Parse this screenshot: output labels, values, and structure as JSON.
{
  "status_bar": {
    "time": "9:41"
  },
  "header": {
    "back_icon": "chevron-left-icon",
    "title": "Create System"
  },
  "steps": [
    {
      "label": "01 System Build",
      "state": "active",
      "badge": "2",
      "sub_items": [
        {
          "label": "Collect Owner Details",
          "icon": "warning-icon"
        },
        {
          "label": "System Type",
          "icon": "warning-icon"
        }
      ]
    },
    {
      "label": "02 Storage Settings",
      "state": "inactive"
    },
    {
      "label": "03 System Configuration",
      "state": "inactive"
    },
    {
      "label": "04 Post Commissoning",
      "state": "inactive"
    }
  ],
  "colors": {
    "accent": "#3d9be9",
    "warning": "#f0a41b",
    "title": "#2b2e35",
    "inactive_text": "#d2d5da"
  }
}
__________________________________________________
Copy out all of the data exactly, leaving nothing out.

(OUTPUT OF THE TASK):
Parse this screenshot: output labels, values, and structure as JSON.
{
  "status_bar": {
    "time": "9:41"
  },
  "header": {
    "back_icon": "chevron-left-icon",
    "title": "Create System"
  },
  "steps": [
    {
      "label": "01 System Build",
      "state": "active",
      "badge": "2",
      "sub_items": [
        {
          "label": "Collect Owner Details",
          "icon": "warning-icon"
        },
        {
          "label": "System Type",
          "icon": "warning-icon"
        }
      ]
    },
    {
      "label": "02 Storage Settings",
      "state": "inactive"
    },
    {
      "label": "03 System Configuration",
      "state": "inactive"
    },
    {
      "label": "04 Post Commissoning",
      "state": "inactive"
    }
  ],
  "colors": {
    "accent": "#3d9be9",
    "warning": "#f0a41b",
    "title": "#2b2e35",
    "inactive_text": "#d2d5da"
  }
}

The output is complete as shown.